Pictures do not belong in the copy, so please give every entry below again exactly.

________________

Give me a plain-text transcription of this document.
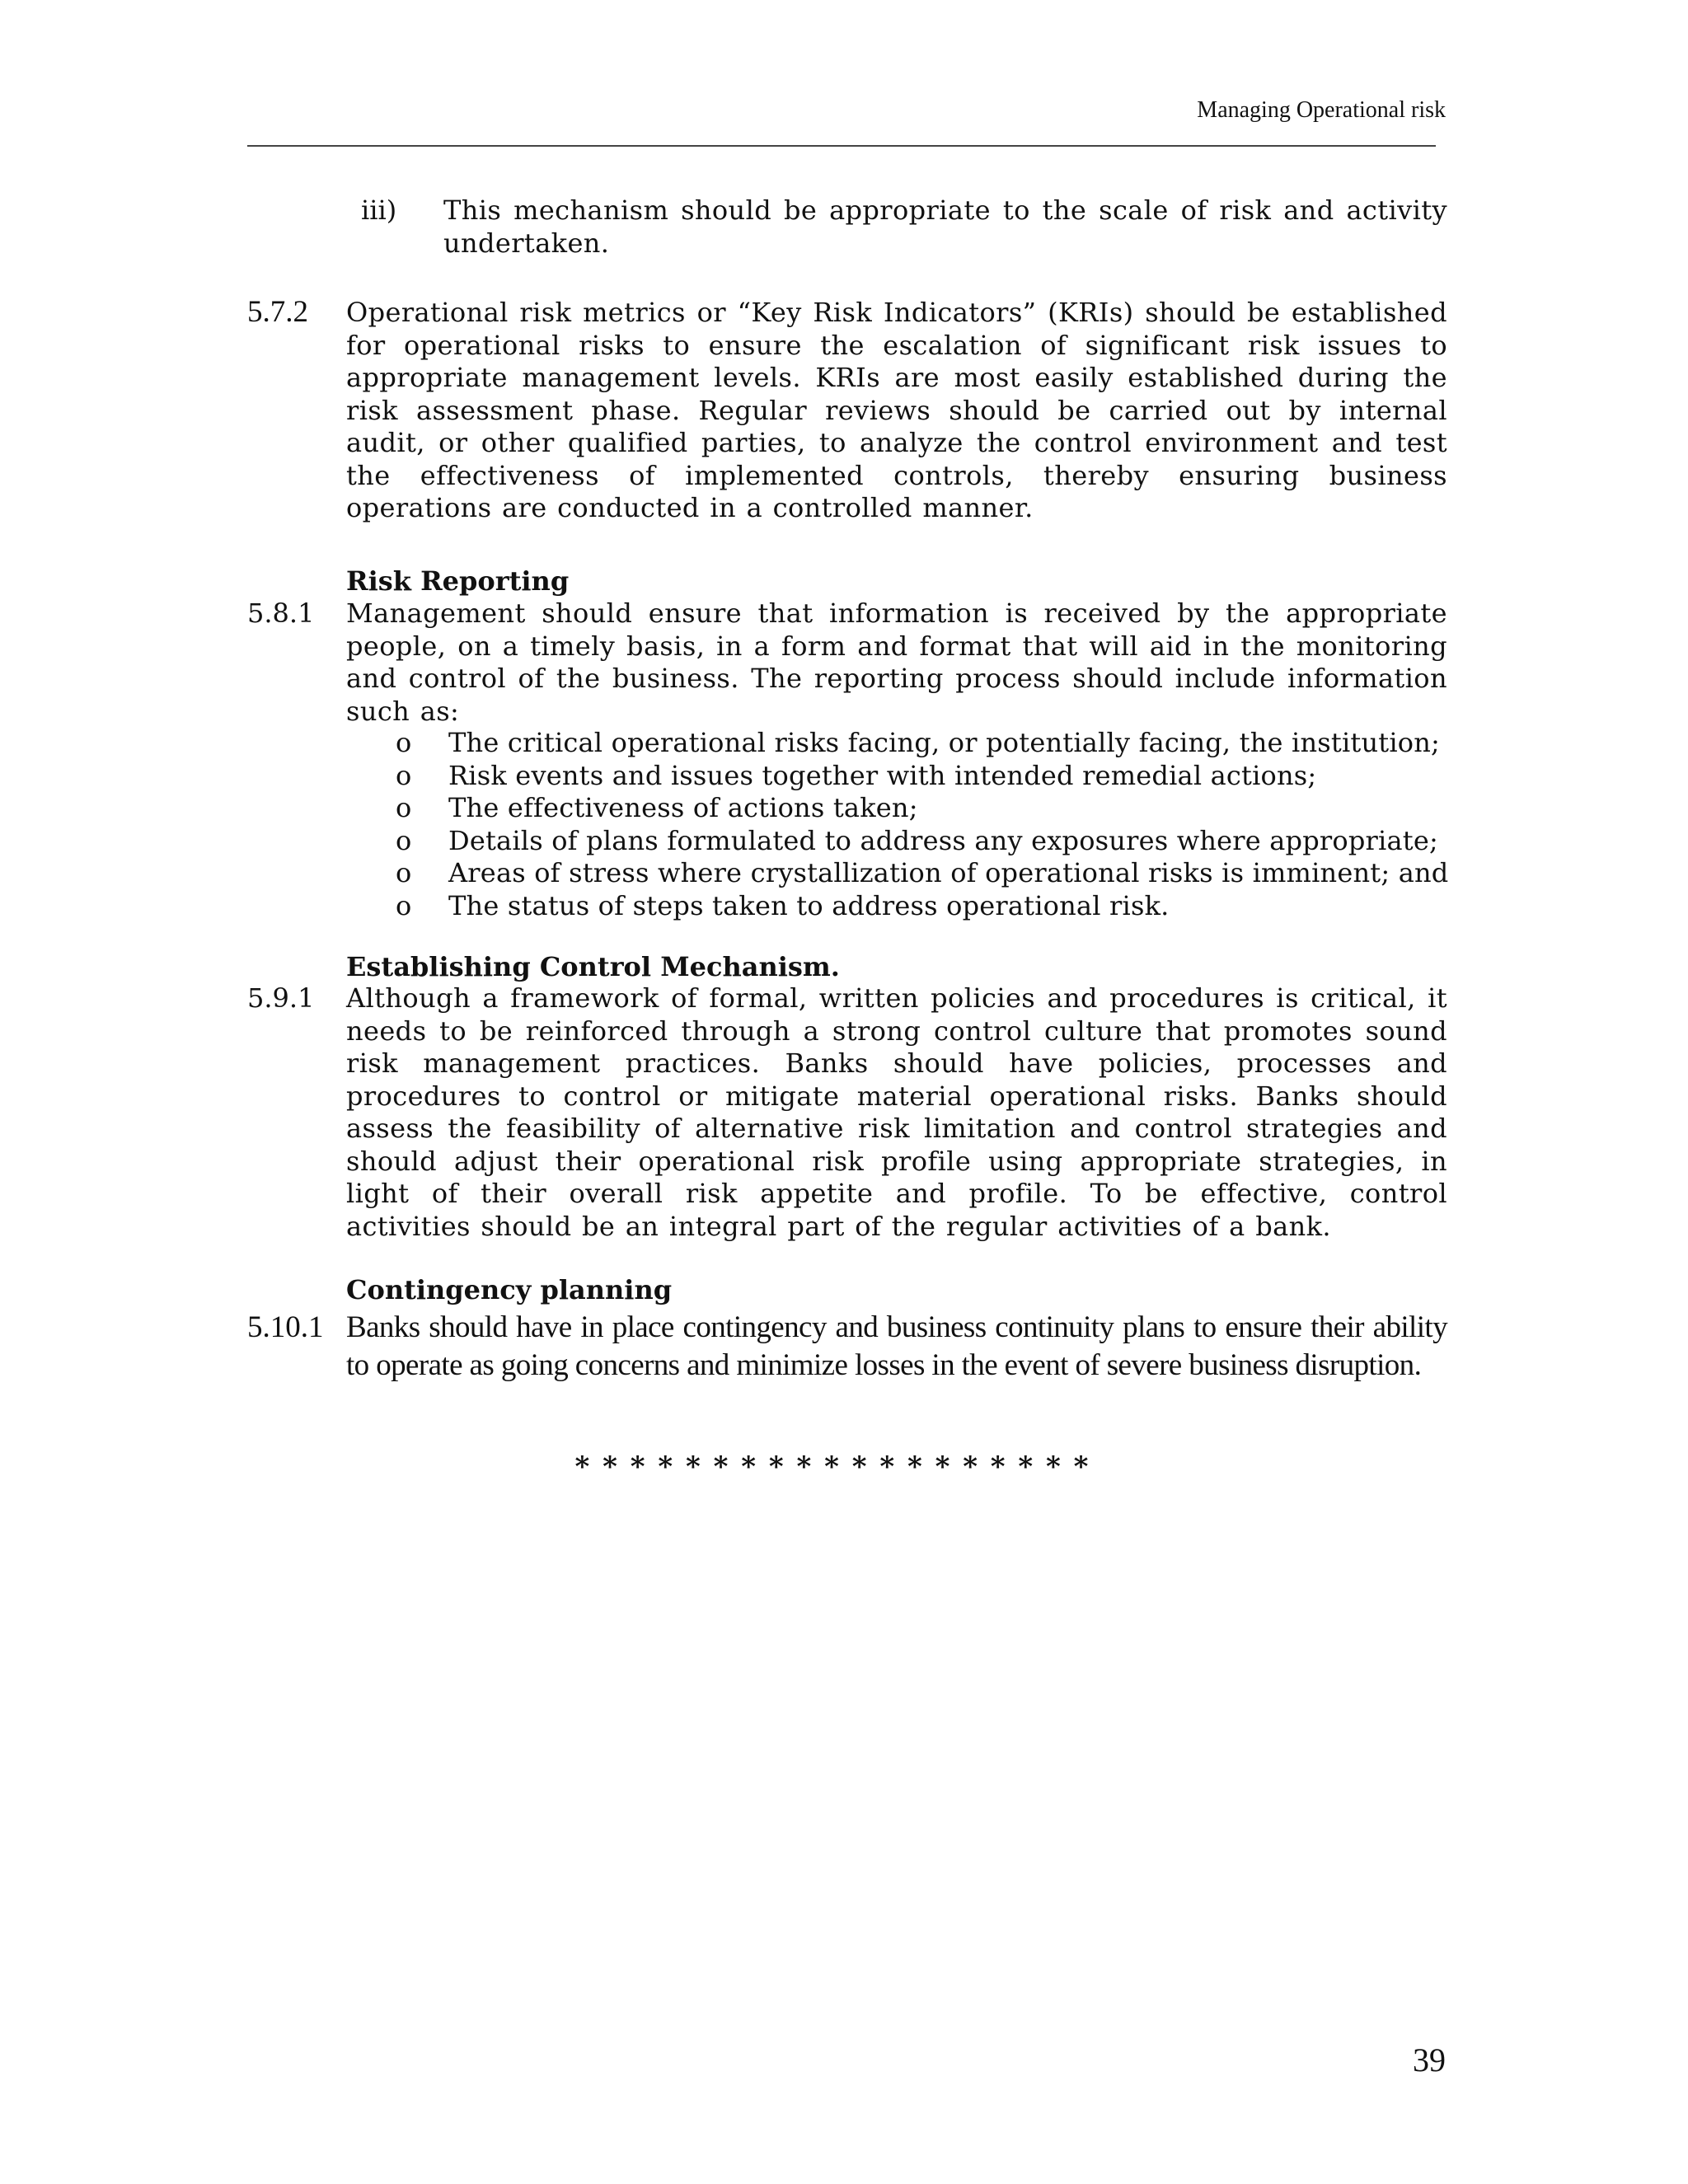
Managing Operational risk
iii) This mechanism should be appropriate to the scale of risk and activity undertaken.
5.7.2 Operational risk metrics or “Key Risk Indicators” (KRIs) should be established for operational risks to ensure the escalation of significant risk issues to appropriate management levels. KRIs are most easily established during the risk assessment phase. Regular reviews should be carried out by internal audit, or other qualified parties, to analyze the control environment and test the effectiveness of implemented controls, thereby ensuring business operations are conducted in a controlled manner.
Risk Reporting
5.8.1 Management should ensure that information is received by the appropriate people, on a timely basis, in a form and format that will aid in the monitoring and control of the business. The reporting process should include information such as:
o The critical operational risks facing, or potentially facing, the institution;
o Risk events and issues together with intended remedial actions;
o The effectiveness of actions taken;
o Details of plans formulated to address any exposures where appropriate;
o Areas of stress where crystallization of operational risks is imminent; and
o The status of steps taken to address operational risk.
Establishing Control Mechanism.
5.9.1 Although a framework of formal, written policies and procedures is critical, it needs to be reinforced through a strong control culture that promotes sound risk management practices. Banks should have policies, processes and procedures to control or mitigate material operational risks. Banks should assess the feasibility of alternative risk limitation and control strategies and should adjust their operational risk profile using appropriate strategies, in light of their overall risk appetite and profile. To be effective, control activities should be an integral part of the regular activities of a bank.
Contingency planning
5.10.1 Banks should have in place contingency and business continuity plans to ensure their ability to operate as going concerns and minimize losses in the event of severe business disruption.
* * * * * * * * * * * * * * * * * * *
39
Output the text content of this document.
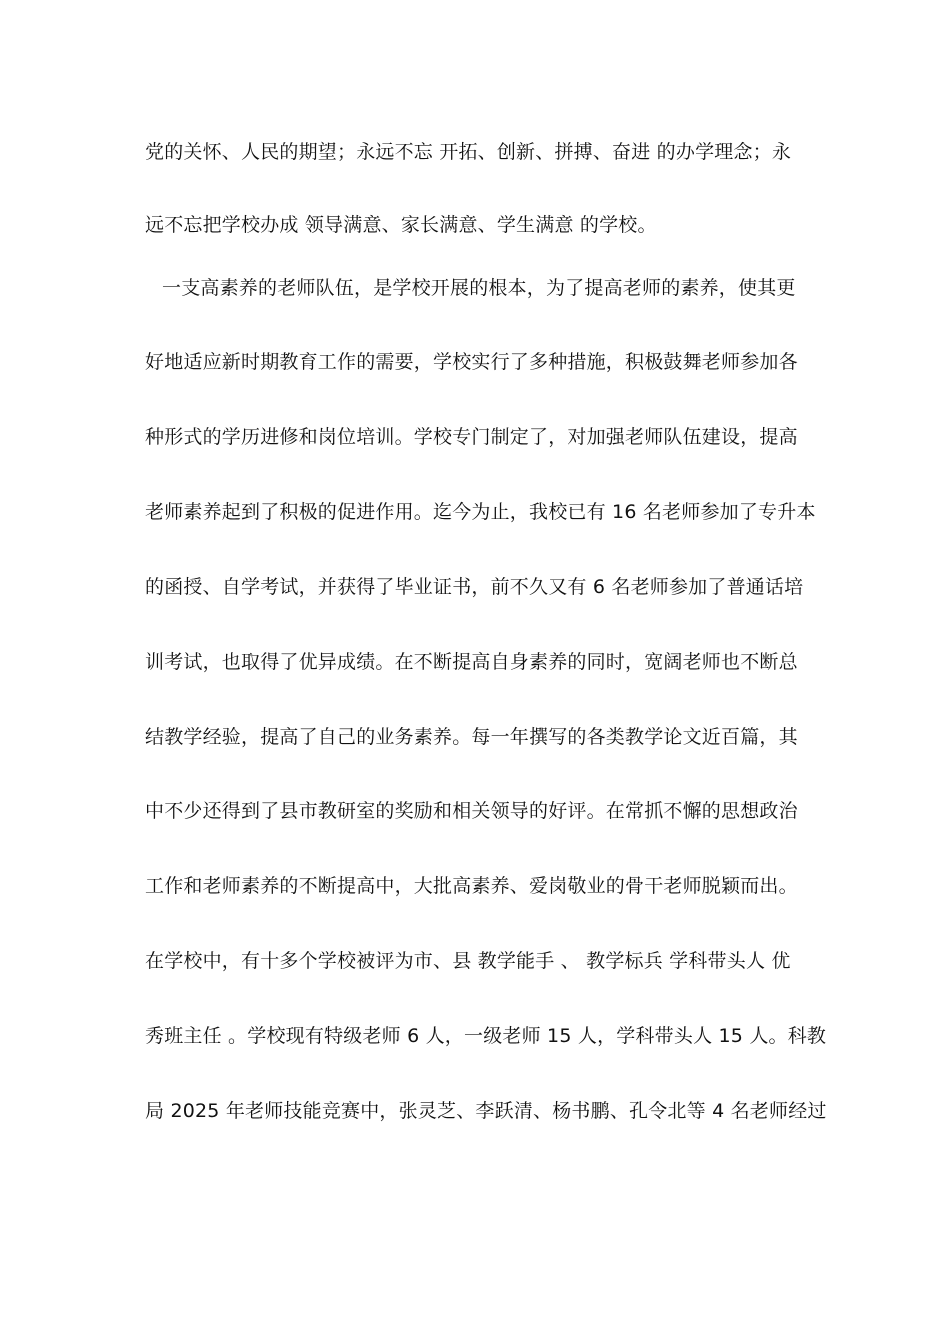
党的关怀、人民的期望；永远不忘 开拓、创新、拼搏、奋进 的办学理念；永
远不忘把学校办成 领导满意、家长满意、学生满意 的学校。
一支高素养的老师队伍，是学校开展的根本，为了提高老师的素养，使其更
好地适应新时期教育工作的需要，学校实行了多种措施，积极鼓舞老师参加各
种形式的学历进修和岗位培训。学校专门制定了，对加强老师队伍建设，提高
老师素养起到了积极的促进作用。迄今为止，我校已有 16 名老师参加了专升本
的函授、自学考试，并获得了毕业证书，前不久又有 6 名老师参加了普通话培
训考试，也取得了优异成绩。在不断提高自身素养的同时，宽阔老师也不断总
结教学经验，提高了自己的业务素养。每一年撰写的各类教学论文近百篇，其
中不少还得到了县市教研室的奖励和相关领导的好评。在常抓不懈的思想政治
工作和老师素养的不断提高中，大批高素养、爱岗敬业的骨干老师脱颖而出。
在学校中，有十多个学校被评为市、县 教学能手 、 教学标兵 学科带头人 优
秀班主任 。学校现有特级老师 6 人，一级老师 15 人，学科带头人 15 人。科教
局 2025 年老师技能竞赛中，张灵芝、李跃清、杨书鹏、孔令北等 4 名老师经过
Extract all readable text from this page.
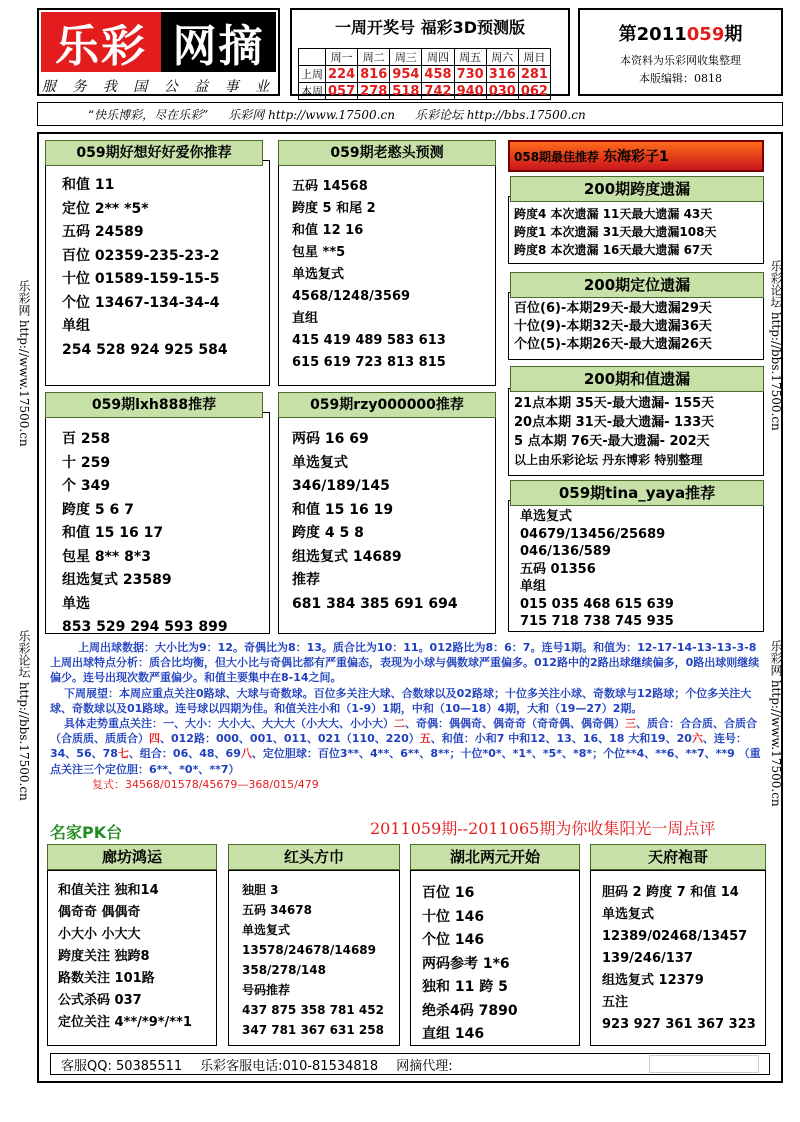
乐彩 网摘
服 务 我 国 公 益 事 业
一周开奖号 福彩3D预测版
	周一	周二	周三	周四	周五	周六	周日
上周	224	816	954	458	730	316	281
本周	057	278	518	742	940	030	062
第2011059期
本资料为乐彩网收集整理
本版编辑：0818
“快乐博彩，尽在乐彩” 乐彩网 http://www.17500.cn 乐彩论坛 http://bbs.17500.cn
乐彩网 http://www.17500.cn
乐彩论坛 http://bbs.17500.cn
乐彩论坛 http://bbs.17500.cn
乐彩网 http://www.17500.cn
059期好想好好爱你推荐
和值 11
定位 2** *5*
五码 24589
百位 02359-235-23-2
十位 01589-159-15-5
个位 13467-134-34-4
单组
254 528 924 925 584
059期老憨头预测
五码 14568
跨度 5 和尾 2
和值 12 16
包星 **5
单选复式
4568/1248/3569
直组
415 419 489 583 613
615 619 723 813 815
059期lxh888推荐
百 258
十 259
个 349
跨度 5 6 7
和值 15 16 17
包星 8** 8*3
组选复式 23589
单选
853 529 294 593 899
059期rzy000000推荐
两码 16 69
单选复式
346/189/145
和值 15 16 19
跨度 4 5 8
组选复式 14689
推荐
681 384 385 691 694
058期最佳推荐 东海彩子1
200期跨度遗漏
跨度4 本次遗漏 11天最大遗漏 43天
跨度1 本次遗漏 31天最大遗漏108天
跨度8 本次遗漏 16天最大遗漏 67天
200期定位遗漏
百位(6)-本期29天-最大遗漏29天
十位(9)-本期32天-最大遗漏36天
个位(5)-本期26天-最大遗漏26天
200期和值遗漏
21点本期 35天-最大遗漏- 155天
20点本期 31天-最大遗漏- 133天
5 点本期 76天-最大遗漏- 202天
以上由乐彩论坛 丹东博彩 特别整理
059期tina_yaya推荐
单选复式
04679/13456/25689
046/136/589
五码 01356
单组
015 035 468 615 639
715 718 738 745 935
上周出球数据：大小比为9：12。奇偶比为8：13。质合比为10：11。012路比为8：6：7。连号1期。和值为：12-17-14-13-13-3-8 上周出球特点分析：质合比均衡，但大小比与奇偶比都有严重偏态，表现为小球与偶数球严重偏多。012路中的2路出球继续偏多，0路出球则继续偏少。连号出现次数严重偏少。和值主要集中在8-14之间。
下周展望：本周应重点关注0路球、大球与奇数球。百位多关注大球、合数球以及02路球；十位多关注小球、奇数球与12路球；个位多关注大球、奇数球以及01路球。连号球以四期为佳。和值关注小和（1-9）1期，中和（10—18）4期，大和（19—27）2期。
具体走势重点关注：一、大小：大小大、大大大（小大大、小小大）二、奇偶：偶偶奇、偶奇奇（奇奇偶、偶奇偶）三、质合：合合质、合质合（合质质、质质合）四、012路：000、001、011、021（110、220）五、和值：小和7 中和12、13、16、18 大和19、20六、连号：34、56、78七、组合：06、48、69八、定位胆球：百位3**、4**、6**、8**；十位*0*、*1*、*5*、*8*；个位**4、**6、**7、**9 （重点关注三个定位胆：6**、*0*、**7）
复式：34568/01578/45679—368/015/479
名家PK台	2011059期--2011065期为你收集阳光一周点评
廊坊鸿运
和值关注 独和14
偶奇奇 偶偶奇
小大小 小大大
跨度关注 独跨8
路数关注 101路
公式杀码 037
定位关注 4**/*9*/**1
红头方巾
独胆 3
五码 34678
单选复式
13578/24678/14689
358/278/148
号码推荐
437 875 358 781 452
347 781 367 631 258
湖北两元开始
百位 16
十位 146
个位 146
两码参考 1*6
独和 11 跨 5
绝杀4码 7890
直组 146
天府袍哥
胆码 2 跨度 7 和值 14
单选复式
12389/02468/13457
139/246/137
组选复式 12379
五注
923 927 361 367 323
客服QQ: 50385511 乐彩客服电话:010-81534818 网摘代理:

________________

**WRITTEN SOLUTION**:
Give me a plain-text transcription of this document.
Managing Operational risk
iii) This mechanism should be appropriate to the scale of risk and activity undertaken.
5.7.2 Operational risk metrics or “Key Risk Indicators” (KRIs) should be established for operational risks to ensure the escalation of significant risk issues to appropriate management levels. KRIs are most easily established during the risk assessment phase. Regular reviews should be carried out by internal audit, or other qualified parties, to analyze the control environment and test the effectiveness of implemented controls, thereby ensuring business operations are conducted in a controlled manner.
Risk Reporting
5.8.1 Management should ensure that information is received by the appropriate people, on a timely basis, in a form and format that will aid in the monitoring and control of the business. The reporting process should include information such as:
o The critical operational risks facing, or potentially facing, the institution;
o Risk events and issues together with intended remedial actions;
o The effectiveness of actions taken;
o Details of plans formulated to address any exposures where appropriate;
o Areas of stress where crystallization of operational risks is imminent; and
o The status of steps taken to address operational risk.
Establishing Control Mechanism.
5.9.1 Although a framework of formal, written policies and procedures is critical, it needs to be reinforced through a strong control culture that promotes sound risk management practices. Banks should have policies, processes and procedures to control or mitigate material operational risks. Banks should assess the feasibility of alternative risk limitation and control strategies and should adjust their operational risk profile using appropriate strategies, in light of their overall risk appetite and profile. To be effective, control activities should be an integral part of the regular activities of a bank.
Contingency planning
5.10.1 Banks should have in place contingency and business continuity plans to ensure their ability to operate as going concerns and minimize losses in the event of severe business disruption.
* * * * * * * * * * * * * * * * * * *
39
Output the text content of this document.
党的关怀、人民的期望；永远不忘 开拓、创新、拼搏、奋进 的办学理念；永
远不忘把学校办成 领导满意、家长满意、学生满意 的学校。
一支高素养的老师队伍，是学校开展的根本，为了提高老师的素养，使其更
好地适应新时期教育工作的需要，学校实行了多种措施，积极鼓舞老师参加各
种形式的学历进修和岗位培训。学校专门制定了，对加强老师队伍建设，提高
老师素养起到了积极的促进作用。迄今为止，我校已有 16 名老师参加了专升本
的函授、自学考试，并获得了毕业证书，前不久又有 6 名老师参加了普通话培
训考试，也取得了优异成绩。在不断提高自身素养的同时，宽阔老师也不断总
结教学经验，提高了自己的业务素养。每一年撰写的各类教学论文近百篇，其
中不少还得到了县市教研室的奖励和相关领导的好评。在常抓不懈的思想政治
工作和老师素养的不断提高中，大批高素养、爱岗敬业的骨干老师脱颖而出。
在学校中，有十多个学校被评为市、县 教学能手 、 教学标兵 学科带头人 优
秀班主任 。学校现有特级老师 6 人，一级老师 15 人，学科带头人 15 人。科教
局 2025 年老师技能竞赛中，张灵芝、李跃清、杨书鹏、孔令北等 4 名老师经过
Extract all readable text from this page.
乐彩 网摘
服 务 我 国 公 益 事 业
一周开奖号 福彩3D预测版
	周一	周二	周三	周四	周五	周六	周日
上周	224	816	954	458	730	316	281
本周	057	278	518	742	940	030	062
第2011059期
本资料为乐彩网收集整理
本版编辑：0818
“快乐博彩，尽在乐彩” 乐彩网 http://www.17500.cn 乐彩论坛 http://bbs.17500.cn
乐彩网 http://www.17500.cn
乐彩论坛 http://bbs.17500.cn
乐彩论坛 http://bbs.17500.cn
乐彩网 http://www.17500.cn
059期好想好好爱你推荐
和值 11
定位 2** *5*
五码 24589
百位 02359-235-23-2
十位 01589-159-15-5
个位 13467-134-34-4
单组
254 528 924 925 584
059期老憨头预测
五码 14568
跨度 5 和尾 2
和值 12 16
包星 **5
单选复式
4568/1248/3569
直组
415 419 489 583 613
615 619 723 813 815
059期lxh888推荐
百 258
十 259
个 349
跨度 5 6 7
和值 15 16 17
包星 8** 8*3
组选复式 23589
单选
853 529 294 593 899
059期rzy000000推荐
两码 16 69
单选复式
346/189/145
和值 15 16 19
跨度 4 5 8
组选复式 14689
推荐
681 384 385 691 694
058期最佳推荐 东海彩子1
200期跨度遗漏
跨度4 本次遗漏 11天最大遗漏 43天
跨度1 本次遗漏 31天最大遗漏108天
跨度8 本次遗漏 16天最大遗漏 67天
200期定位遗漏
百位(6)-本期29天-最大遗漏29天
十位(9)-本期32天-最大遗漏36天
个位(5)-本期26天-最大遗漏26天
200期和值遗漏
21点本期 35天-最大遗漏- 155天
20点本期 31天-最大遗漏- 133天
5 点本期 76天-最大遗漏- 202天
以上由乐彩论坛 丹东博彩 特别整理
059期tina_yaya推荐
单选复式
04679/13456/25689
046/136/589
五码 01356
单组
015 035 468 615 639
715 718 738 745 935
上周出球数据：大小比为9：12。奇偶比为8：13。质合比为10：11。012路比为8：6：7。连号1期。和值为：12-17-14-13-13-3-8 上周出球特点分析：质合比均衡，但大小比与奇偶比都有严重偏态，表现为小球与偶数球严重偏多。012路中的2路出球继续偏多，0路出球则继续偏少。连号出现次数严重偏少。和值主要集中在8-14之间。
下周展望：本周应重点关注0路球、大球与奇数球。百位多关注大球、合数球以及02路球；十位多关注小球、奇数球与12路球；个位多关注大球、奇数球以及01路球。连号球以四期为佳。和值关注小和（1-9）1期，中和（10—18）4期，大和（19—27）2期。
具体走势重点关注：一、大小：大小大、大大大（小大大、小小大）二、奇偶：偶偶奇、偶奇奇（奇奇偶、偶奇偶）三、质合：合合质、合质合（合质质、质质合）四、012路：000、001、011、021（110、220）五、和值：小和7 中和12、13、16、18 大和19、20六、连号：34、56、78七、组合：06、48、69八、定位胆球：百位3**、4**、6**、8**；十位*0*、*1*、*5*、*8*；个位**4、**6、**7、**9 （重点关注三个定位胆：6**、*0*、**7）
复式：34568/01578/45679—368/015/479
名家PK台	2011059期--2011065期为你收集阳光一周点评
廊坊鸿运
和值关注 独和14
偶奇奇 偶偶奇
小大小 小大大
跨度关注 独跨8
路数关注 101路
公式杀码 037
定位关注 4**/*9*/**1
红头方巾
独胆 3
五码 34678
单选复式
13578/24678/14689
358/278/148
号码推荐
437 875 358 781 452
347 781 367 631 258
湖北两元开始
百位 16
十位 146
个位 146
两码参考 1*6
独和 11 跨 5
绝杀4码 7890
直组 146
天府袍哥
胆码 2 跨度 7 和值 14
单选复式
12389/02468/13457
139/246/137
组选复式 12379
五注
923 927 361 367 323
客服QQ: 50385511 乐彩客服电话:010-81534818 网摘代理:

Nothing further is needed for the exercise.